» **WORK REQUIRED**:
Extract all lines from the data beneath that include the word "Указа".

start

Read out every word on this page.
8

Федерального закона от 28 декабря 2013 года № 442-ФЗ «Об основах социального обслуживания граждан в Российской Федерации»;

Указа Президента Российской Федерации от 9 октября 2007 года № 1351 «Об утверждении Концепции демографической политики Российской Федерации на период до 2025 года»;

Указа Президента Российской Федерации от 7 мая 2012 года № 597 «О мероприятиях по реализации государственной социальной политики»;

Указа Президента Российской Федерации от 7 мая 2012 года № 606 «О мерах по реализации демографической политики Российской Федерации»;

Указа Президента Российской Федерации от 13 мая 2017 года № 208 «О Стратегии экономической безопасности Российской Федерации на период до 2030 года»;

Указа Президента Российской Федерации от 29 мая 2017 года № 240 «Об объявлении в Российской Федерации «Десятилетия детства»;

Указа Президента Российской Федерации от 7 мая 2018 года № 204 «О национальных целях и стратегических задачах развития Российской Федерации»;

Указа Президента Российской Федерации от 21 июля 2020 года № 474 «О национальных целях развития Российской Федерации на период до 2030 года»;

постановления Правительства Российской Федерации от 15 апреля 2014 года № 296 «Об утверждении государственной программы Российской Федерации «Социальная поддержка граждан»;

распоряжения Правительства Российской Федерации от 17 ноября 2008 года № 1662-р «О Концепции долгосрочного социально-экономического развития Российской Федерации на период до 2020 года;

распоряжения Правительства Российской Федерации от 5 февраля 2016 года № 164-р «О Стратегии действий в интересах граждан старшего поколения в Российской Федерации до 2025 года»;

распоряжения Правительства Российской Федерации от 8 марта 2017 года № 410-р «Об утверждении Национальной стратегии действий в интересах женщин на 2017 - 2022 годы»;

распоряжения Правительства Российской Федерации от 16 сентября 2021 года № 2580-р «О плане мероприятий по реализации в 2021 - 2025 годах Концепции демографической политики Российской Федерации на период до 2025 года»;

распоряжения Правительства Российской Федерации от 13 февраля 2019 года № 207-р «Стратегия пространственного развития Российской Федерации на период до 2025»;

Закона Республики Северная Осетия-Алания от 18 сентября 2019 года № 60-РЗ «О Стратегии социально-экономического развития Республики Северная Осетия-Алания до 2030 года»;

end
start

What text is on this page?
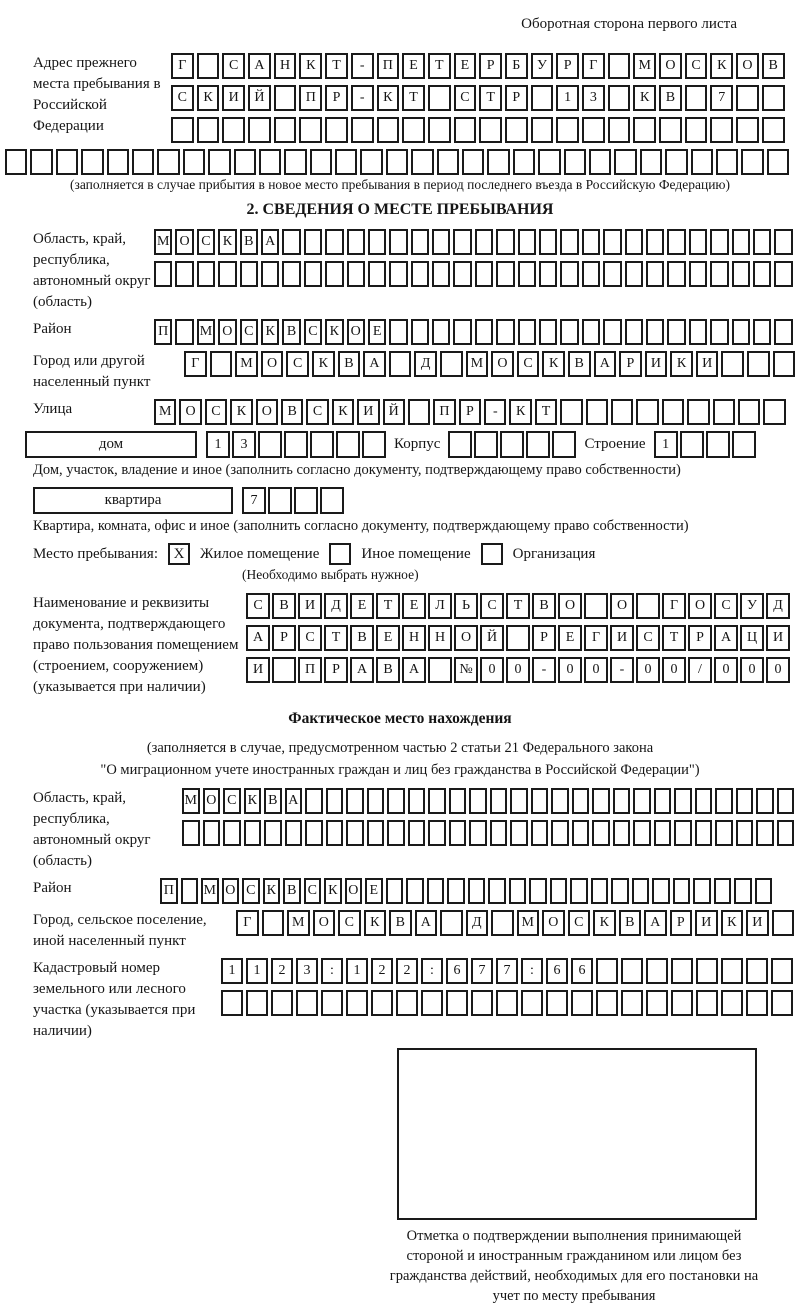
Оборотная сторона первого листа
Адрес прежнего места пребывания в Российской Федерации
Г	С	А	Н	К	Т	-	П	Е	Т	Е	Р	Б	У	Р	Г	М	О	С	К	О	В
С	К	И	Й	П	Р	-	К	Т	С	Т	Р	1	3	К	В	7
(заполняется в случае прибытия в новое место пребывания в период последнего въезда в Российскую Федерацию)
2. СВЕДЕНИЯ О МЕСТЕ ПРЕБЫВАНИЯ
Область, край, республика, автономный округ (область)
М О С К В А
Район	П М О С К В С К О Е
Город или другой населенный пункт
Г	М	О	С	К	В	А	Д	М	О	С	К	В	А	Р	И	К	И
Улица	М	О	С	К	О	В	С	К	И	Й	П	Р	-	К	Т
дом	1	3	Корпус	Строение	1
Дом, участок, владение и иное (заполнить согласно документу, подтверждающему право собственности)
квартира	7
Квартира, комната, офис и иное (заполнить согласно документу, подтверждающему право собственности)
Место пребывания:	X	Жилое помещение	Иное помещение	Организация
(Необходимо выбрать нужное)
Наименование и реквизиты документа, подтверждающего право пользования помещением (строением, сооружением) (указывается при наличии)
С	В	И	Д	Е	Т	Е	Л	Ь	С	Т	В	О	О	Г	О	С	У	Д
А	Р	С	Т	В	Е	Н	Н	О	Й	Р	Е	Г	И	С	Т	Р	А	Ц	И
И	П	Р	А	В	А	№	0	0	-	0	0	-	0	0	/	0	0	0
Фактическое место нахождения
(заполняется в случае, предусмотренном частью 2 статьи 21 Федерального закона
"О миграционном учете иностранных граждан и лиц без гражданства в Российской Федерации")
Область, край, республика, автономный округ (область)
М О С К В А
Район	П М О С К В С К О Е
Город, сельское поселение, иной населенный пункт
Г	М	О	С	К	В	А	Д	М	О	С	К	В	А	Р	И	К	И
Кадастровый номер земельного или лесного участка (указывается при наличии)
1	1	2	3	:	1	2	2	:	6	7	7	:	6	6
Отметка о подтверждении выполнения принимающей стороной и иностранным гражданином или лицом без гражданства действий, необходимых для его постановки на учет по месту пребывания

end

» **ANSWER TO THIS EXERCISE**:
Указа Президента Российской Федерации от 9 октября 2007 года № 1351 «Об утверждении Концепции демографической политики Российской Федерации на период до 2025 года»;
Указа Президента Российской Федерации от 7 мая 2012 года № 597 «О мероприятиях по реализации государственной социальной политики»;
Указа Президента Российской Федерации от 7 мая 2012 года № 606 «О мерах по реализации демографической политики Российской Федерации»;
Указа Президента Российской Федерации от 13 мая 2017 года № 208 «О Стратегии экономической безопасности Российской Федерации на период до 2030 года»;
Указа Президента Российской Федерации от 29 мая 2017 года № 240 «Об объявлении в Российской Федерации «Десятилетия детства»;
Указа Президента Российской Федерации от 7 мая 2018 года № 204 «О национальных целях и стратегических задачах развития Российской Федерации»;
Указа Президента Российской Федерации от 21 июля 2020 года № 474 «О национальных целях развития Российской Федерации на период до 2030 года»;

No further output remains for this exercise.